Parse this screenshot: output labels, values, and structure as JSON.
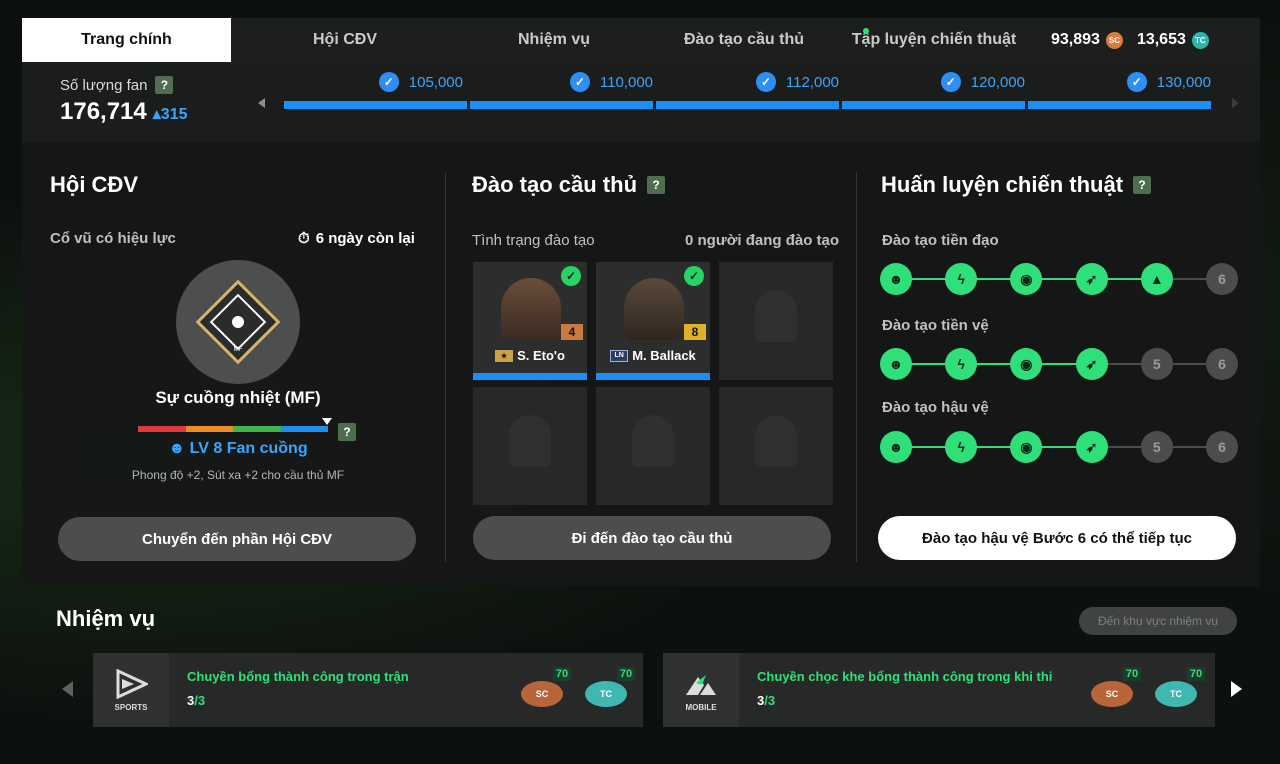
{
  "nav": {
    "tabs": [
      {
        "label": "Trang chính"
      },
      {
        "label": "Hội CĐV"
      },
      {
        "label": "Nhiệm vụ"
      },
      {
        "label": "Đào tạo cầu thủ"
      },
      {
        "label": "Tập luyện chiến thuật"
      }
    ],
    "sc_amount": "93,893",
    "tc_amount": "13,653",
    "sc_coin_text": "SC",
    "tc_coin_text": "TC"
  },
  "fans": {
    "label": "Số lượng fan",
    "help": "?",
    "count": "176,714",
    "delta": "▴315",
    "milestones": [
      "105,000",
      "110,000",
      "112,000",
      "120,000",
      "130,000"
    ]
  },
  "club": {
    "title": "Hội CĐV",
    "effect_label": "Cổ vũ có hiệu lực",
    "days_left": "6 ngày còn lại",
    "badge_text": "MF",
    "skill_name": "Sự cuồng nhiệt (MF)",
    "help": "?",
    "level_text": "☻ LV 8 Fan cuồng",
    "level_desc": "Phong độ +2, Sút xa +2 cho cầu thủ MF",
    "button": "Chuyển đến phần Hội CĐV",
    "level_colors": [
      "#e23a3a",
      "#f08a24",
      "#3db54a",
      "#1b8ef7"
    ]
  },
  "training": {
    "title": "Đào tạo cầu thủ",
    "help": "?",
    "status_label": "Tình trạng đào tạo",
    "count_label": "0 người đang đào tạo",
    "players": [
      {
        "name": "S. Eto'o",
        "ovr": "4",
        "card": "★",
        "ovr_color": "#c87a3f"
      },
      {
        "name": "M. Ballack",
        "ovr": "8",
        "card": "LN",
        "ovr_color": "#e0b028"
      }
    ],
    "button": "Đi đến đào tạo cầu thủ"
  },
  "tactics": {
    "title": "Huấn luyện chiến thuật",
    "help": "?",
    "tracks": [
      {
        "label": "Đào tạo tiền đạo",
        "nodes": [
          "",
          "",
          "",
          "",
          "",
          "6"
        ],
        "done": 5
      },
      {
        "label": "Đào tạo tiền vệ",
        "nodes": [
          "",
          "",
          "",
          "",
          "5",
          "6"
        ],
        "done": 4
      },
      {
        "label": "Đào tạo hậu vệ",
        "nodes": [
          "",
          "",
          "",
          "",
          "5",
          "6"
        ],
        "done": 4
      }
    ],
    "button": "Đào tạo hậu vệ Bước 6 có thể tiếp tục"
  },
  "missions": {
    "title": "Nhiệm vụ",
    "link": "Đến khu vực nhiệm vụ",
    "items": [
      {
        "logo": "SPORTS",
        "text": "Chuyền bổng thành công trong trận",
        "progress_done": "3",
        "progress_total": "/3",
        "sc": "70",
        "tc": "70"
      },
      {
        "logo": "MOBILE",
        "text": "Chuyền chọc khe bổng thành công trong khi thi",
        "progress_done": "3",
        "progress_total": "/3",
        "sc": "70",
        "tc": "70"
      }
    ]
  }
}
┄┄┄┄┄┄┄┄┄┄┄┄┄┄┄┄┄┄┄┄
The records above must be printed exactly; the pictures stay out.

• _SOLUTION_
Parse this screenshot: output labels, values, and structure as JSON.
{
  "nav": {
    "tabs": [
      {
        "label": "Trang chính"
      },
      {
        "label": "Hội CĐV"
      },
      {
        "label": "Nhiệm vụ"
      },
      {
        "label": "Đào tạo cầu thủ"
      },
      {
        "label": "Tập luyện chiến thuật"
      }
    ],
    "sc_amount": "93,893",
    "tc_amount": "13,653",
    "sc_coin_text": "SC",
    "tc_coin_text": "TC"
  },
  "fans": {
    "label": "Số lượng fan",
    "help": "?",
    "count": "176,714",
    "delta": "▴315",
    "milestones": [
      "105,000",
      "110,000",
      "112,000",
      "120,000",
      "130,000"
    ]
  },
  "club": {
    "title": "Hội CĐV",
    "effect_label": "Cổ vũ có hiệu lực",
    "days_left": "6 ngày còn lại",
    "badge_text": "MF",
    "skill_name": "Sự cuồng nhiệt (MF)",
    "help": "?",
    "level_text": "☻ LV 8 Fan cuồng",
    "level_desc": "Phong độ +2, Sút xa +2 cho cầu thủ MF",
    "button": "Chuyển đến phần Hội CĐV",
    "level_colors": [
      "#e23a3a",
      "#f08a24",
      "#3db54a",
      "#1b8ef7"
    ]
  },
  "training": {
    "title": "Đào tạo cầu thủ",
    "help": "?",
    "status_label": "Tình trạng đào tạo",
    "count_label": "0 người đang đào tạo",
    "players": [
      {
        "name": "S. Eto'o",
        "ovr": "4",
        "card": "★",
        "ovr_color": "#c87a3f"
      },
      {
        "name": "M. Ballack",
        "ovr": "8",
        "card": "LN",
        "ovr_color": "#e0b028"
      }
    ],
    "button": "Đi đến đào tạo cầu thủ"
  },
  "tactics": {
    "title": "Huấn luyện chiến thuật",
    "help": "?",
    "tracks": [
      {
        "label": "Đào tạo tiền đạo",
        "nodes": [
          "",
          "",
          "",
          "",
          "",
          "6"
        ],
        "done": 5
      },
      {
        "label": "Đào tạo tiền vệ",
        "nodes": [
          "",
          "",
          "",
          "",
          "5",
          "6"
        ],
        "done": 4
      },
      {
        "label": "Đào tạo hậu vệ",
        "nodes": [
          "",
          "",
          "",
          "",
          "5",
          "6"
        ],
        "done": 4
      }
    ],
    "button": "Đào tạo hậu vệ Bước 6 có thể tiếp tục"
  },
  "missions": {
    "title": "Nhiệm vụ",
    "link": "Đến khu vực nhiệm vụ",
    "items": [
      {
        "logo": "SPORTS",
        "text": "Chuyền bổng thành công trong trận",
        "progress_done": "3",
        "progress_total": "/3",
        "sc": "70",
        "tc": "70"
      },
      {
        "logo": "MOBILE",
        "text": "Chuyền chọc khe bổng thành công trong khi thi",
        "progress_done": "3",
        "progress_total": "/3",
        "sc": "70",
        "tc": "70"
      }
    ]
  }
}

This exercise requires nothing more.